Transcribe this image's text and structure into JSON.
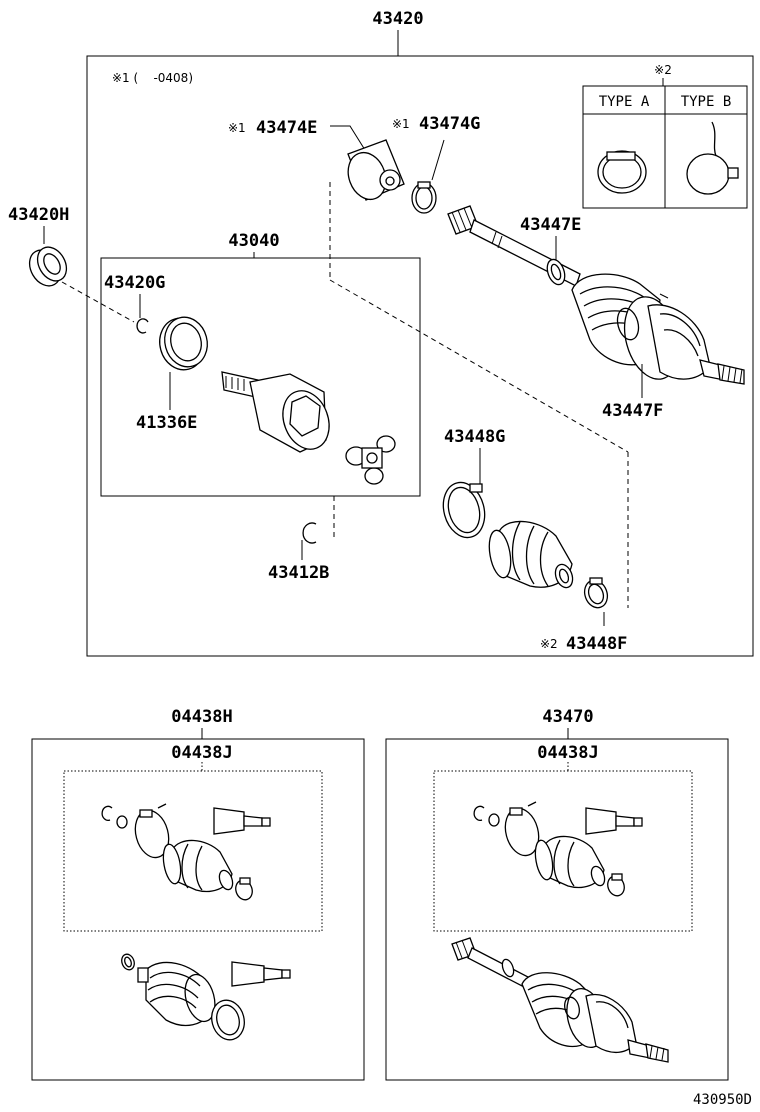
{
  "labels": {
    "assembly": "43420",
    "note1": "※1 (    -0408)",
    "note2_mark": "※2",
    "type_a": "TYPE A",
    "type_b": "TYPE B",
    "p43474E_mark": "※1",
    "p43474E": "43474E",
    "p43474G_mark": "※1",
    "p43474G": "43474G",
    "p43420H": "43420H",
    "p43040": "43040",
    "p43420G": "43420G",
    "p43447E": "43447E",
    "p41336E": "41336E",
    "p43447F": "43447F",
    "p43448G": "43448G",
    "p43412B": "43412B",
    "p43448F_mark": "※2",
    "p43448F": "43448F",
    "kit_left_outer": "04438H",
    "kit_left_inner": "04438J",
    "kit_right_outer": "43470",
    "kit_right_inner": "04438J",
    "diagram_code": "430950D"
  }
}
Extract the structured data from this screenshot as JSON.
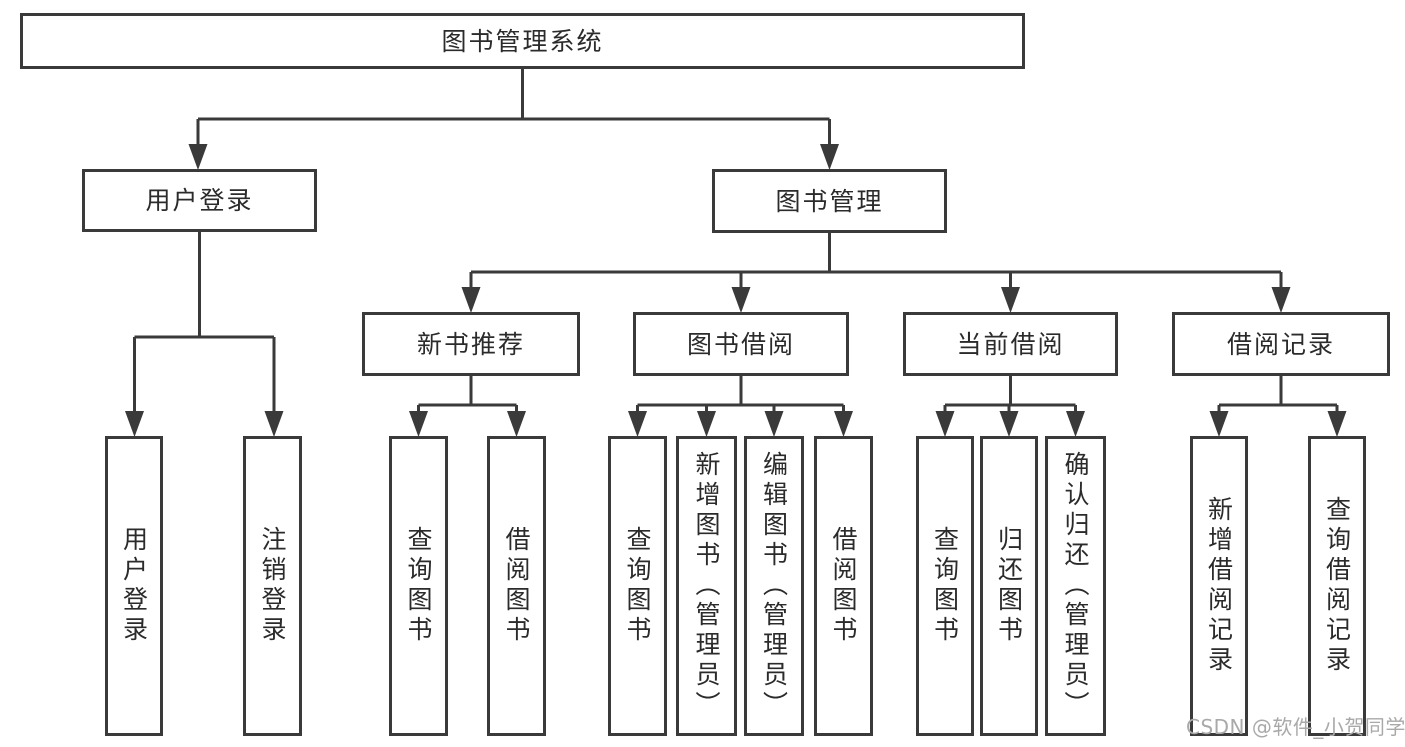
{
  "diagram": {
    "type": "hierarchy-tree",
    "root": {
      "label": "图书管理系统",
      "children": [
        {
          "label": "用户登录",
          "children": [
            {
              "label": "用户登录"
            },
            {
              "label": "注销登录"
            }
          ]
        },
        {
          "label": "图书管理",
          "children": [
            {
              "label": "新书推荐",
              "children": [
                {
                  "label": "查询图书"
                },
                {
                  "label": "借阅图书"
                }
              ]
            },
            {
              "label": "图书借阅",
              "children": [
                {
                  "label": "查询图书"
                },
                {
                  "label": "新增图书（管理员）"
                },
                {
                  "label": "编辑图书（管理员）"
                },
                {
                  "label": "借阅图书"
                }
              ]
            },
            {
              "label": "当前借阅",
              "children": [
                {
                  "label": "查询图书"
                },
                {
                  "label": "归还图书"
                },
                {
                  "label": "确认归还（管理员）"
                }
              ]
            },
            {
              "label": "借阅记录",
              "children": [
                {
                  "label": "新增借阅记录"
                },
                {
                  "label": "查询借阅记录"
                }
              ]
            }
          ]
        }
      ]
    }
  },
  "watermark": {
    "text": "CSDN @软件_小贺同学"
  },
  "colors": {
    "line": "#3a3a3a",
    "text": "#2b2b2b",
    "watermark": "#a9a9a9"
  }
}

# # # # # # #

The exercise | Omit the pictures. Output every record above word for word.

Final answer |
Transcribe this image's text and structure into JSON.
{
  "labels": {
    "assembly": "43420",
    "note1": "※1 (    -0408)",
    "note2_mark": "※2",
    "type_a": "TYPE A",
    "type_b": "TYPE B",
    "p43474E_mark": "※1",
    "p43474E": "43474E",
    "p43474G_mark": "※1",
    "p43474G": "43474G",
    "p43420H": "43420H",
    "p43040": "43040",
    "p43420G": "43420G",
    "p43447E": "43447E",
    "p41336E": "41336E",
    "p43447F": "43447F",
    "p43448G": "43448G",
    "p43412B": "43412B",
    "p43448F_mark": "※2",
    "p43448F": "43448F",
    "kit_left_outer": "04438H",
    "kit_left_inner": "04438J",
    "kit_right_outer": "43470",
    "kit_right_inner": "04438J",
    "diagram_code": "430950D"
  }
}
Extract the structured data from this screenshot as JSON.
{
  "diagram": {
    "type": "hierarchy-tree",
    "root": {
      "label": "图书管理系统",
      "children": [
        {
          "label": "用户登录",
          "children": [
            {
              "label": "用户登录"
            },
            {
              "label": "注销登录"
            }
          ]
        },
        {
          "label": "图书管理",
          "children": [
            {
              "label": "新书推荐",
              "children": [
                {
                  "label": "查询图书"
                },
                {
                  "label": "借阅图书"
                }
              ]
            },
            {
              "label": "图书借阅",
              "children": [
                {
                  "label": "查询图书"
                },
                {
                  "label": "新增图书（管理员）"
                },
                {
                  "label": "编辑图书（管理员）"
                },
                {
                  "label": "借阅图书"
                }
              ]
            },
            {
              "label": "当前借阅",
              "children": [
                {
                  "label": "查询图书"
                },
                {
                  "label": "归还图书"
                },
                {
                  "label": "确认归还（管理员）"
                }
              ]
            },
            {
              "label": "借阅记录",
              "children": [
                {
                  "label": "新增借阅记录"
                },
                {
                  "label": "查询借阅记录"
                }
              ]
            }
          ]
        }
      ]
    }
  },
  "watermark": {
    "text": "CSDN @软件_小贺同学"
  },
  "colors": {
    "line": "#3a3a3a",
    "text": "#2b2b2b",
    "watermark": "#a9a9a9"
  }
}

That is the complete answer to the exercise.